-- START --
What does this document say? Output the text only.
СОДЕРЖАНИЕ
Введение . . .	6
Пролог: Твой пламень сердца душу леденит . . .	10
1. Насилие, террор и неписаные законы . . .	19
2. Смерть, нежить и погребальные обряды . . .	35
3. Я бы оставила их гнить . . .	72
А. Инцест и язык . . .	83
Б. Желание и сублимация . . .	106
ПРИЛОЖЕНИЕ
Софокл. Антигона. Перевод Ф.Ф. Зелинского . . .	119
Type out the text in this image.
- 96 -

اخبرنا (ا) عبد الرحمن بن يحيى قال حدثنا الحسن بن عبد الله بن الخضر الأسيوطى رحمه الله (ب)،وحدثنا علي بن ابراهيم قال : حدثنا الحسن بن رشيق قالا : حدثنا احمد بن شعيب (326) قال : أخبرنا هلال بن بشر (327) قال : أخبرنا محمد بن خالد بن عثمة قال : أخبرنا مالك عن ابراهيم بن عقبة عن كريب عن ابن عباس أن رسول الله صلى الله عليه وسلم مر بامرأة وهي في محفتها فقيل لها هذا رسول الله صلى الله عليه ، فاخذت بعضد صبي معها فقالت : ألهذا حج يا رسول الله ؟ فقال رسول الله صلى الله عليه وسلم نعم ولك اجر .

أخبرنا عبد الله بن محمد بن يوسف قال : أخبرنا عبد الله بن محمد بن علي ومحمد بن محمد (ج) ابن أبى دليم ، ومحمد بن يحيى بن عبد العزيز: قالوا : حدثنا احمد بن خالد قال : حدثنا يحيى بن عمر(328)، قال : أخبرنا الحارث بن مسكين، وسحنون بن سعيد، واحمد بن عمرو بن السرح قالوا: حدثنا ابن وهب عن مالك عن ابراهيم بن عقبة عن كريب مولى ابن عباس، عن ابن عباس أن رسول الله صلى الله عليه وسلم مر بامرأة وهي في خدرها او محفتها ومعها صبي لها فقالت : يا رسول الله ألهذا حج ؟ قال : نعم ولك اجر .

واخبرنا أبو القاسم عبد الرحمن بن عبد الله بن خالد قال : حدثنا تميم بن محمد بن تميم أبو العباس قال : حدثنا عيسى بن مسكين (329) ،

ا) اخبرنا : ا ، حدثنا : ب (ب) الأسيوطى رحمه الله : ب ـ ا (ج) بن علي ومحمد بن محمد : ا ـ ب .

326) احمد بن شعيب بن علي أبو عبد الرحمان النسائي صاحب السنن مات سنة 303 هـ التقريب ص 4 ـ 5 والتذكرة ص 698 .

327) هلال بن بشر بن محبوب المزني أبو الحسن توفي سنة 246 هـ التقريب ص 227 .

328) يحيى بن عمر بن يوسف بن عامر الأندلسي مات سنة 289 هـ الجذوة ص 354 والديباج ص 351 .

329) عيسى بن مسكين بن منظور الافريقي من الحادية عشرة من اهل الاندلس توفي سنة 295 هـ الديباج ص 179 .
-- END --
▸ **Instructions to follow**:
Your task is to retype all of the records exactly.

▸ **Worked answer**:
What does this document say? Output the text only.
СОДЕРЖАНИЕ
Введение . . .	6
Пролог: Твой пламень сердца душу леденит . . .	10
1. Насилие, террор и неписаные законы . . .	19
2. Смерть, нежить и погребальные обряды . . .	35
3. Я бы оставила их гнить . . .	72
А. Инцест и язык . . .	83
Б. Желание и сублимация . . .	106
ПРИЛОЖЕНИЕ
Софокл. Антигона. Перевод Ф.Ф. Зелинского . . .	119
Type out the text in this image.
- 96 -

اخبرنا (ا) عبد الرحمن بن يحيى قال حدثنا الحسن بن عبد الله بن الخضر الأسيوطى رحمه الله (ب)،وحدثنا علي بن ابراهيم قال : حدثنا الحسن بن رشيق قالا : حدثنا احمد بن شعيب (326) قال : أخبرنا هلال بن بشر (327) قال : أخبرنا محمد بن خالد بن عثمة قال : أخبرنا مالك عن ابراهيم بن عقبة عن كريب عن ابن عباس أن رسول الله صلى الله عليه وسلم مر بامرأة وهي في محفتها فقيل لها هذا رسول الله صلى الله عليه ، فاخذت بعضد صبي معها فقالت : ألهذا حج يا رسول الله ؟ فقال رسول الله صلى الله عليه وسلم نعم ولك اجر .

أخبرنا عبد الله بن محمد بن يوسف قال : أخبرنا عبد الله بن محمد بن علي ومحمد بن محمد (ج) ابن أبى دليم ، ومحمد بن يحيى بن عبد العزيز: قالوا : حدثنا احمد بن خالد قال : حدثنا يحيى بن عمر(328)، قال : أخبرنا الحارث بن مسكين، وسحنون بن سعيد، واحمد بن عمرو بن السرح قالوا: حدثنا ابن وهب عن مالك عن ابراهيم بن عقبة عن كريب مولى ابن عباس، عن ابن عباس أن رسول الله صلى الله عليه وسلم مر بامرأة وهي في خدرها او محفتها ومعها صبي لها فقالت : يا رسول الله ألهذا حج ؟ قال : نعم ولك اجر .

واخبرنا أبو القاسم عبد الرحمن بن عبد الله بن خالد قال : حدثنا تميم بن محمد بن تميم أبو العباس قال : حدثنا عيسى بن مسكين (329) ،

ا) اخبرنا : ا ، حدثنا : ب (ب) الأسيوطى رحمه الله : ب ـ ا (ج) بن علي ومحمد بن محمد : ا ـ ب .

326) احمد بن شعيب بن علي أبو عبد الرحمان النسائي صاحب السنن مات سنة 303 هـ التقريب ص 4 ـ 5 والتذكرة ص 698 .

327) هلال بن بشر بن محبوب المزني أبو الحسن توفي سنة 246 هـ التقريب ص 227 .

328) يحيى بن عمر بن يوسف بن عامر الأندلسي مات سنة 289 هـ الجذوة ص 354 والديباج ص 351 .

329) عيسى بن مسكين بن منظور الافريقي من الحادية عشرة من اهل الاندلس توفي سنة 295 هـ الديباج ص 179 .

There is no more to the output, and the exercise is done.